APPLICA QUANTO LETTO –
[1] Secondo il testo su Silvia, da quale anno lei appartiene all'organizzazione comunista “19 maggio”?
[2] Ripeti il tratto del testo su Silvia che parte dalle parole “La sentenza del” e si chiude dopo “visite, sorveglianza continua.”.

TESTO FORNITO –
+--

Nel 1961, all’età di quattordici anni, si trasferisce negli Stati Uniti per seguire il padre, inizialmente dipendente della Olivetti a New York e successivamente funzionario della ambasciata italiana a Washington. Qui Silvia consegue la laurea presso l’università statale del Wisconsin, una delle più impegnate degli Stati Uniti dal punto di vista sociale. La sua attività politica ha inizio nel periodo scolastico, specie contro la guerra del Vietnam. Prosegue quindi sull’onda del movimento sessantottino, con la protesta in difesa dei diritti civili dei neri e di quelli delle donne, abbracciando presto l’attività dei movimenti politici radicali statunitensi. E’ componente del partito rivoluzionario Black Panther Party.
Dal 1975 appartiene all’organizzazione comunista “19 maggio”, movimento legalmente riconosciuto dal governo statunitense, che fiancheggia appunto il movimento BLA. Si mette in luce rivelando il programma illegale “Cointelpro” dell’Fbi, che spia gli oppositori politici interni, nonché nel sostenere le ragioni di Mumia Abu-Jamal, giornalista afroamericano condannato a morte in Pennsylvania.
Il 2 novembre 1979 fa parte di un commando che realizza l’evasione dal carcere di Assata Shakur, “anima” del Black Liberation Army (BLA), che sconta una condanna all’ergastolo per l’omicidio di un agente di polizia stradale. Viene quindi arrestata una prima volta il 9 novembre 1982 per associazione sovversiva, legata al suo attivismo politico comunista e di appoggio ai movimenti afro-americani di liberazione. Scarcerata sotto cauzione, viene arrestata nuovamente cinque mesi dopo, il 25 maggio 1983 a causa di una rapina messa a segno il 20 ottobre 1981 dalla formazione comunista di cui fa parte e che provoca l’uccisione di una guardia giurata e di due poliziotti di Nyack, l’ufficiale Waverly Brown e il sergente Edward O’Grady. Nel processo, di fatto, viene accusata di essere un’ideologa del movimento “19 maggio” e di altri movimenti afro-americani di liberazione nonché di aver preso parte ai preparativi di rapine, mai portate a termine, di un furgone blindato a Danbury, nel Connecticut, e di un furgone blindato alla Chemical Bank di Nanuet, a New York. Inoltre è accusata di “ingiuria al tribunale” (“contempt of court”), per aver rifiutato di fornire testimonianza sui nomi di altri militanti del movimento “19 maggio”.
La sentenza del luglio 1983 è durissima: 20 anni per concorso in evasione, appunto di Assata Shakur; 20 anni per associazione sovversiva e per i due preparativi di rapina; 3 anni per “ingiuria al tribunale” per aver rifiutato di fornire testimonianza sui nomi di altri militanti del movimento “19 maggio”. Viene pertanto rinchiusa nel carcere di New York, poi in quello di Pleasanton, in California, quindi a Lexington, per scontare una pena decisamente eccessiva rispetto ai capi d’accusa. Viene sottoposta al carcere duro: isolamento, censure nella posta, limitazioni nelle visite, sorveglianza continua.

+--

RIGHE FORNITE –

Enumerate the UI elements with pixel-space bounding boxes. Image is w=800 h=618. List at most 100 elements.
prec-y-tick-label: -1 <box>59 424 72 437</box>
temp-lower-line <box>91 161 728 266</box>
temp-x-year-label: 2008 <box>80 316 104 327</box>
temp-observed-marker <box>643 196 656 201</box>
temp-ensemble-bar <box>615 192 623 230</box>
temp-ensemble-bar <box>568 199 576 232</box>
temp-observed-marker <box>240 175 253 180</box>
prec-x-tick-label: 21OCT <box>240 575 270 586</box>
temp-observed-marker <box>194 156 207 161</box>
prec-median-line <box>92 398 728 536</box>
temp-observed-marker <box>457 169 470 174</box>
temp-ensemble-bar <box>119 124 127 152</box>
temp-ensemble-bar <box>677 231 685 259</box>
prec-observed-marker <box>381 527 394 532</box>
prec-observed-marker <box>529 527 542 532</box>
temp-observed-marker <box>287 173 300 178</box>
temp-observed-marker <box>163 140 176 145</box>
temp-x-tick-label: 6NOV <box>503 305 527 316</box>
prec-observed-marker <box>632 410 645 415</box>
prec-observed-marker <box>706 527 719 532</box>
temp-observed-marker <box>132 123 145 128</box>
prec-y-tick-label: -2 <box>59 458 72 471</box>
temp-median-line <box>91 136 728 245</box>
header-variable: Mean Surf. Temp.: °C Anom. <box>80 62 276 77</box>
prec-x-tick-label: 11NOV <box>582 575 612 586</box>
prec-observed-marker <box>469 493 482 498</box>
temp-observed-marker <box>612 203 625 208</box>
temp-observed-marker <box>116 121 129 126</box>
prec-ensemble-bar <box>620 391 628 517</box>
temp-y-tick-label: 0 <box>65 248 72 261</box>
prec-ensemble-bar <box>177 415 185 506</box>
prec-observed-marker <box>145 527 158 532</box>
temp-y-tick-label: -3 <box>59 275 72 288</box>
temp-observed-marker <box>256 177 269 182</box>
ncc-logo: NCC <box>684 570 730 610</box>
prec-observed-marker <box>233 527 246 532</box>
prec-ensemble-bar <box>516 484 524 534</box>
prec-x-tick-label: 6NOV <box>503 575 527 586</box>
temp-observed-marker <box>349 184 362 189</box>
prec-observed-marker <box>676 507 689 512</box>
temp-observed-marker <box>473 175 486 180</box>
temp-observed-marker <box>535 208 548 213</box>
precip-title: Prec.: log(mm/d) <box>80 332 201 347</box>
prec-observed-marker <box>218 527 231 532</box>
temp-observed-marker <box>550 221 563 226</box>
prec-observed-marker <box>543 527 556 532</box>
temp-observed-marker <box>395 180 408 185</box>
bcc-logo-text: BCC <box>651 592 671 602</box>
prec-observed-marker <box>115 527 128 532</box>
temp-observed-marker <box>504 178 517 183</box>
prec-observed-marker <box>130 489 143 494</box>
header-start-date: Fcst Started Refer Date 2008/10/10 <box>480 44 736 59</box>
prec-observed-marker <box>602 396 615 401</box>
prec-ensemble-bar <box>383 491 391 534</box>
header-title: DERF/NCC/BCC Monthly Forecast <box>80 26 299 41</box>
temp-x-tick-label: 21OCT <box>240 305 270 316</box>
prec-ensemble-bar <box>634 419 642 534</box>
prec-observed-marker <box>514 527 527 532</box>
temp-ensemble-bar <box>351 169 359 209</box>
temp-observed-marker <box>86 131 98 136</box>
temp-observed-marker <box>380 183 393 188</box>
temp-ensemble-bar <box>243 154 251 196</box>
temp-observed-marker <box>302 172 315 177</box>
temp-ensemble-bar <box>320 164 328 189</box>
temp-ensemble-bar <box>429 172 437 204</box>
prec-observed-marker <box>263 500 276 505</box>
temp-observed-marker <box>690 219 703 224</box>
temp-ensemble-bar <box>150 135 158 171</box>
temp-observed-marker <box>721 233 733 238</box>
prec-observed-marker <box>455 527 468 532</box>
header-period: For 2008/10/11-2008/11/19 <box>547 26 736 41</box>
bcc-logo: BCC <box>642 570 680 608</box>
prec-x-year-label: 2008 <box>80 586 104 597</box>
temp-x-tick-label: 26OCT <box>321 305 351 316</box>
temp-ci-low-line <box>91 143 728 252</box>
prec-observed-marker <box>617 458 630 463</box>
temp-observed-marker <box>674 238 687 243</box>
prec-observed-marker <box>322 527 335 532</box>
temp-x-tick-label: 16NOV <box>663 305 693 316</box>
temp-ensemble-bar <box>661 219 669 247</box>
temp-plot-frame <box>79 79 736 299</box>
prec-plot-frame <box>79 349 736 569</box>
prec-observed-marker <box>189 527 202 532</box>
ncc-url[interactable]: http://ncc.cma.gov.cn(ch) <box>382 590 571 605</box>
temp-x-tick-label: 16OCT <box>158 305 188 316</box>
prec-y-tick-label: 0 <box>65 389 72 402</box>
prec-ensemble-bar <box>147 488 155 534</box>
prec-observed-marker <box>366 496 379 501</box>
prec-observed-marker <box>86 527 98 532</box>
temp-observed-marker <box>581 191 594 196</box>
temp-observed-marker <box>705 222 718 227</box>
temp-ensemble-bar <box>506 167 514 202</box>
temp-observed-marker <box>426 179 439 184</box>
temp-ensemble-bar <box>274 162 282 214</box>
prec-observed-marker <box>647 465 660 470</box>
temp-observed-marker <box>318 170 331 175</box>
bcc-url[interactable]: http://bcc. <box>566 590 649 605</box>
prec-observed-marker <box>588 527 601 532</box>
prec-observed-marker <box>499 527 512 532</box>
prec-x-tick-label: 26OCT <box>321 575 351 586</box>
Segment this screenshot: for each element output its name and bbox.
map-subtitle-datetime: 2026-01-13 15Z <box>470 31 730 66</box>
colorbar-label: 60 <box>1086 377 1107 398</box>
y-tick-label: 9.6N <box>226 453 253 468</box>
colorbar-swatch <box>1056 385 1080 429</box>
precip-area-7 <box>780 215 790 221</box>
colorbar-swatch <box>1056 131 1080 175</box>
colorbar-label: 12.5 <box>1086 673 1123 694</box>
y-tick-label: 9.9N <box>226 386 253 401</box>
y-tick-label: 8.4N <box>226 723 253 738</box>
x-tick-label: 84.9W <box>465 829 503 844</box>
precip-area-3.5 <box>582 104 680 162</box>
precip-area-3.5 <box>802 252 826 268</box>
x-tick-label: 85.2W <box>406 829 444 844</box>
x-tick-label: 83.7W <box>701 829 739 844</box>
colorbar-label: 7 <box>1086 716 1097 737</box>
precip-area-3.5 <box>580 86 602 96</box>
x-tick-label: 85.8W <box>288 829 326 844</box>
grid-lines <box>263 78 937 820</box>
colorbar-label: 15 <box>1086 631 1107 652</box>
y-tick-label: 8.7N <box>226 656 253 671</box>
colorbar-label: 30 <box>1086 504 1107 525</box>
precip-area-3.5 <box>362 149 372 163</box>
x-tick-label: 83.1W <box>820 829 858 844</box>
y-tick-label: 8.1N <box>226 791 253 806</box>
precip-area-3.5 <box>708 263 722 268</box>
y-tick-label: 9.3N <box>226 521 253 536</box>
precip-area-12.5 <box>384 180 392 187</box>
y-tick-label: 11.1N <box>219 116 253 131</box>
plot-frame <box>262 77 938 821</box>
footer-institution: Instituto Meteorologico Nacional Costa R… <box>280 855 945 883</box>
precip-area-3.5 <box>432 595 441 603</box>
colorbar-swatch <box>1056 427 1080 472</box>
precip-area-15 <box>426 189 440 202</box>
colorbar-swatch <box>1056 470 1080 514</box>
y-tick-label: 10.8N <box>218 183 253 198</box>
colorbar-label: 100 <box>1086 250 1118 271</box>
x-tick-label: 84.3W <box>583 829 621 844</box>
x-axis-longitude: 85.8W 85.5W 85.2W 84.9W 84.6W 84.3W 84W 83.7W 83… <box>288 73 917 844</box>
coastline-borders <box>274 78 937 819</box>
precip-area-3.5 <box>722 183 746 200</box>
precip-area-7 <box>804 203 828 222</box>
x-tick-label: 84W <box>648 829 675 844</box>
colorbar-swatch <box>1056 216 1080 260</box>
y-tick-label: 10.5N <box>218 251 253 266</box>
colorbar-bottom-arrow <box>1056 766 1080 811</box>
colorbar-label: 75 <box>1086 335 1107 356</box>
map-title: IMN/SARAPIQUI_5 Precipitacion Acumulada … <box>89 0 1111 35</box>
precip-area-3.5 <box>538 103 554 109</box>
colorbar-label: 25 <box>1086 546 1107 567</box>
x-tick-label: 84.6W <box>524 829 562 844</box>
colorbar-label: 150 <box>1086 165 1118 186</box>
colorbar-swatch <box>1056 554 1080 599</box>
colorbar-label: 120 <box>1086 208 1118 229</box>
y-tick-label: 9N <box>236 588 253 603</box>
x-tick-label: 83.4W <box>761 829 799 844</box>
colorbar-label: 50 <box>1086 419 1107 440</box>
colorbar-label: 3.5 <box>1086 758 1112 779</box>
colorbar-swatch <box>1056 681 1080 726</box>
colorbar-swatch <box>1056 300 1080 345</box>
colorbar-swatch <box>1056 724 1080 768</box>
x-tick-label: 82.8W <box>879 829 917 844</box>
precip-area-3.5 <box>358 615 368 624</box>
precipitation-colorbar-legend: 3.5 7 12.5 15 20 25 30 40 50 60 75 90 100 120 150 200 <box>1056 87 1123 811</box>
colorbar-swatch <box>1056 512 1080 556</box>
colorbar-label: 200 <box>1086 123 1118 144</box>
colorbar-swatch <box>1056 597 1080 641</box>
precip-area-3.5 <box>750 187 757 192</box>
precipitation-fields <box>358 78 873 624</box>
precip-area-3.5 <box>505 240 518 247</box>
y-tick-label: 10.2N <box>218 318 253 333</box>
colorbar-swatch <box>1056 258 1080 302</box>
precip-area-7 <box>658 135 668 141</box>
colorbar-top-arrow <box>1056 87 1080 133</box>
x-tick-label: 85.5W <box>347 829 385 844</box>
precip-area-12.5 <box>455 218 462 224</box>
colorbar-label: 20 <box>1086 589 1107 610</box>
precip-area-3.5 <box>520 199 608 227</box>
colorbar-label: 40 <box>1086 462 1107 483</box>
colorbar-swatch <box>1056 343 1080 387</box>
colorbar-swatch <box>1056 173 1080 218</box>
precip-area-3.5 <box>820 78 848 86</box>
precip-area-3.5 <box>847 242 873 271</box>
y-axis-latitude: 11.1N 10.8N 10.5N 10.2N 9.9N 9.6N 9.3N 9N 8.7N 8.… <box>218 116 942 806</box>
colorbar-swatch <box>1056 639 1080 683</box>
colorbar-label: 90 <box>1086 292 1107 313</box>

+--

RISPOSTE NUMERATE –
[1] Dal 1975.

[2]
La sentenza del luglio 1983 è durissima: 20 anni per concorso in evasione, appunto di Assata Shakur; 20 anni per associazione sovversiva e per i due preparativi di rapina; 3 anni per “ingiuria al tribunale” per aver rifiutato di fornire testimonianza sui nomi di altri militanti del movimento “19 maggio”. Viene pertanto rinchiusa nel carcere di New York, poi in quello di Pleasanton, in California, quindi a Lexington, per scontare una pena decisamente eccessiva rispetto ai capi d’accusa. Viene sottoposta al carcere duro: isolamento, censure nella posta, limitazioni nelle visite, sorveglianza continua.